----- Material provided

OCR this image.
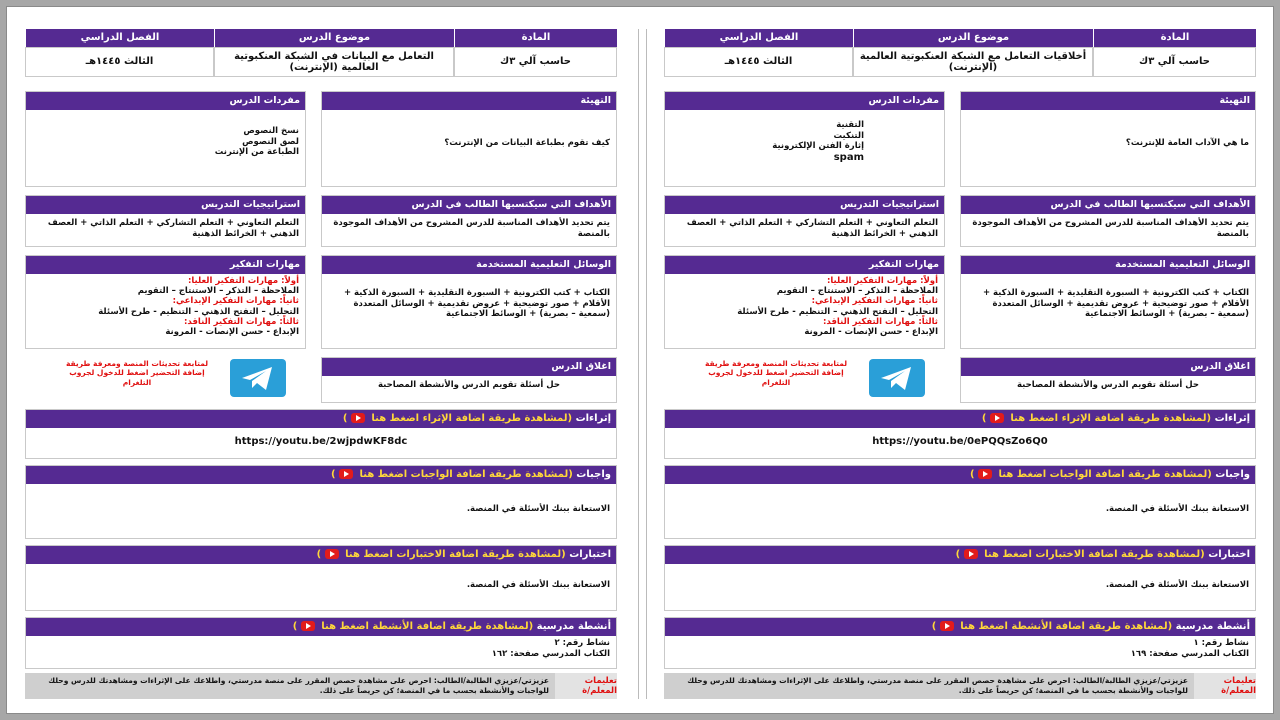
المادة
موضوع الدرس
الفصل الدراسي
حاسب آلي ٣ك
أخلاقيات التعامل مع الشبكة العنكبوتية العالمية (الإنترنت)
الثالث ١٤٤٥هـ
التهيئة
ما هي الآداب العامة للإنترنت؟
مفردات الدرس
التقنية
التنكيت
إثارة الفتن الإلكترونية
spam
الأهداف التي سيكتسبها الطالب في الدرس
يتم تحديد الأهداف المناسبة للدرس المشروح من الأهداف الموجودة بالمنصة
استراتيجيات التدريس
التعلم التعاوني + التعلم التشاركي + التعلم الذاتي + العصف الذهني + الخرائط الذهنية
الوسائل التعليمية المستخدمة
الكتاب + كتب الكترونية + السبورة التقليدية + السبورة الذكية + الأقلام + صور توضيحية + عروض تقديمية + الوسائل المتعددة (سمعية – بصرية) + الوسائط الاجتماعية
مهارات التفكير
أولاً: مهارات التفكير العليا:
الملاحظة – التذكر – الاستنتاج – التقويم
ثانياً: مهارات التفكير الإبداعي:
التحليل – التفتح الذهني – التنظيم - طرح الأسئلة
ثالثاً: مهارات التفكير الناقد:
الإبداع - حسن الإنصات - المرونة
اغلاق الدرس
حل أسئلة تقويم الدرس والأنشطة المصاحبة
لمتابعة تحديثات المنصة ومعرفة طريقة إضافة التحضير اضغط للدخول لجروب التلغرام
إثراءات (لمشاهدة طريقة اضافة الإثراء اضغط هنا  )
https://youtu.be/0ePQQsZo6Q0
واجبات (لمشاهدة طريقة اضافة الواجبات اضغط هنا  )
الاستعانة ببنك الأسئلة في المنصة.
اختبارات (لمشاهدة طريقة اضافة الاختبارات اضغط هنا  )
الاستعانة ببنك الأسئلة في المنصة.
أنشطة مدرسية (لمشاهدة طريقة اضافة الأنشطة اضغط هنا  )
نشاط رقم: ١
الكتاب المدرسي صفحة: ١٦٩
تعليمات المعلم/ة
عزيزتي/عزيزي الطالبة/الطالب: احرص على مشاهدة حصص المقرر على منصة مدرستي، واطلاعك على الإثراءات ومشاهدتك للدرس وحلك للواجبات والأنشطة بحسب ما في المنصة؛ كن حريصاً على ذلك.
المادة
موضوع الدرس
الفصل الدراسي
حاسب آلي ٣ك
التعامل مع البيانات في الشبكة العنكبوتية العالمية (الإنترنت)
الثالث ١٤٤٥هـ
التهيئة
كيف تقوم بطباعة البيانات من الإنترنت؟
مفردات الدرس
نسخ النصوص
لصق النصوص
الطباعة من الإنترنت
الأهداف التي سيكتسبها الطالب في الدرس
يتم تحديد الأهداف المناسبة للدرس المشروح من الأهداف الموجودة بالمنصة
استراتيجيات التدريس
التعلم التعاوني + التعلم التشاركي + التعلم الذاتي + العصف الذهني + الخرائط الذهنية
الوسائل التعليمية المستخدمة
الكتاب + كتب الكترونية + السبورة التقليدية + السبورة الذكية + الأقلام + صور توضيحية + عروض تقديمية + الوسائل المتعددة (سمعية – بصرية) + الوسائط الاجتماعية
مهارات التفكير
أولاً: مهارات التفكير العليا:
الملاحظة – التذكر – الاستنتاج – التقويم
ثانياً: مهارات التفكير الإبداعي:
التحليل – التفتح الذهني – التنظيم - طرح الأسئلة
ثالثاً: مهارات التفكير الناقد:
الإبداع - حسن الإنصات - المرونة
اغلاق الدرس
حل أسئلة تقويم الدرس والأنشطة المصاحبة
لمتابعة تحديثات المنصة ومعرفة طريقة إضافة التحضير اضغط للدخول لجروب التلغرام
إثراءات (لمشاهدة طريقة اضافة الإثراء اضغط هنا  )
https://youtu.be/2wjpdwKF8dc
واجبات (لمشاهدة طريقة اضافة الواجبات اضغط هنا  )
الاستعانة ببنك الأسئلة في المنصة.
اختبارات (لمشاهدة طريقة اضافة الاختبارات اضغط هنا  )
الاستعانة ببنك الأسئلة في المنصة.
أنشطة مدرسية (لمشاهدة طريقة اضافة الأنشطة اضغط هنا  )
نشاط رقم: ٢
الكتاب المدرسي صفحة: ١٦٢
تعليمات المعلم/ة
عزيزتي/عزيزي الطالبة/الطالب: احرص على مشاهدة حصص المقرر على منصة مدرستي، واطلاعك على الإثراءات ومشاهدتك للدرس وحلك للواجبات والأنشطة بحسب ما في المنصة؛ كن حريصاً على ذلك.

----------

Leave out the pictures and copy the rest of the material above exactly.

Correct answer:
OCR this image.
المادة
موضوع الدرس
الفصل الدراسي
حاسب آلي ٣ك
أخلاقيات التعامل مع الشبكة العنكبوتية العالمية (الإنترنت)
الثالث ١٤٤٥هـ
التهيئة
ما هي الآداب العامة للإنترنت؟
مفردات الدرس
التقنية
التنكيت
إثارة الفتن الإلكترونية
spam
الأهداف التي سيكتسبها الطالب في الدرس
يتم تحديد الأهداف المناسبة للدرس المشروح من الأهداف الموجودة بالمنصة
استراتيجيات التدريس
التعلم التعاوني + التعلم التشاركي + التعلم الذاتي + العصف الذهني + الخرائط الذهنية
الوسائل التعليمية المستخدمة
الكتاب + كتب الكترونية + السبورة التقليدية + السبورة الذكية + الأقلام + صور توضيحية + عروض تقديمية + الوسائل المتعددة (سمعية – بصرية) + الوسائط الاجتماعية
مهارات التفكير
أولاً: مهارات التفكير العليا:
الملاحظة – التذكر – الاستنتاج – التقويم
ثانياً: مهارات التفكير الإبداعي:
التحليل – التفتح الذهني – التنظيم - طرح الأسئلة
ثالثاً: مهارات التفكير الناقد:
الإبداع - حسن الإنصات - المرونة
اغلاق الدرس
حل أسئلة تقويم الدرس والأنشطة المصاحبة
لمتابعة تحديثات المنصة ومعرفة طريقة إضافة التحضير اضغط للدخول لجروب التلغرام
إثراءات (لمشاهدة طريقة اضافة الإثراء اضغط هنا  )
https://youtu.be/0ePQQsZo6Q0
واجبات (لمشاهدة طريقة اضافة الواجبات اضغط هنا  )
الاستعانة ببنك الأسئلة في المنصة.
اختبارات (لمشاهدة طريقة اضافة الاختبارات اضغط هنا  )
الاستعانة ببنك الأسئلة في المنصة.
أنشطة مدرسية (لمشاهدة طريقة اضافة الأنشطة اضغط هنا  )
نشاط رقم: ١
الكتاب المدرسي صفحة: ١٦٩
تعليمات المعلم/ة
عزيزتي/عزيزي الطالبة/الطالب: احرص على مشاهدة حصص المقرر على منصة مدرستي، واطلاعك على الإثراءات ومشاهدتك للدرس وحلك للواجبات والأنشطة بحسب ما في المنصة؛ كن حريصاً على ذلك.
المادة
موضوع الدرس
الفصل الدراسي
حاسب آلي ٣ك
التعامل مع البيانات في الشبكة العنكبوتية العالمية (الإنترنت)
الثالث ١٤٤٥هـ
التهيئة
كيف تقوم بطباعة البيانات من الإنترنت؟
مفردات الدرس
نسخ النصوص
لصق النصوص
الطباعة من الإنترنت
الأهداف التي سيكتسبها الطالب في الدرس
يتم تحديد الأهداف المناسبة للدرس المشروح من الأهداف الموجودة بالمنصة
استراتيجيات التدريس
التعلم التعاوني + التعلم التشاركي + التعلم الذاتي + العصف الذهني + الخرائط الذهنية
الوسائل التعليمية المستخدمة
الكتاب + كتب الكترونية + السبورة التقليدية + السبورة الذكية + الأقلام + صور توضيحية + عروض تقديمية + الوسائل المتعددة (سمعية – بصرية) + الوسائط الاجتماعية
مهارات التفكير
أولاً: مهارات التفكير العليا:
الملاحظة – التذكر – الاستنتاج – التقويم
ثانياً: مهارات التفكير الإبداعي:
التحليل – التفتح الذهني – التنظيم - طرح الأسئلة
ثالثاً: مهارات التفكير الناقد:
الإبداع - حسن الإنصات - المرونة
اغلاق الدرس
حل أسئلة تقويم الدرس والأنشطة المصاحبة
لمتابعة تحديثات المنصة ومعرفة طريقة إضافة التحضير اضغط للدخول لجروب التلغرام
إثراءات (لمشاهدة طريقة اضافة الإثراء اضغط هنا  )
https://youtu.be/2wjpdwKF8dc
واجبات (لمشاهدة طريقة اضافة الواجبات اضغط هنا  )
الاستعانة ببنك الأسئلة في المنصة.
اختبارات (لمشاهدة طريقة اضافة الاختبارات اضغط هنا  )
الاستعانة ببنك الأسئلة في المنصة.
أنشطة مدرسية (لمشاهدة طريقة اضافة الأنشطة اضغط هنا  )
نشاط رقم: ٢
الكتاب المدرسي صفحة: ١٦٢
تعليمات المعلم/ة
عزيزتي/عزيزي الطالبة/الطالب: احرص على مشاهدة حصص المقرر على منصة مدرستي، واطلاعك على الإثراءات ومشاهدتك للدرس وحلك للواجبات والأنشطة بحسب ما في المنصة؛ كن حريصاً على ذلك.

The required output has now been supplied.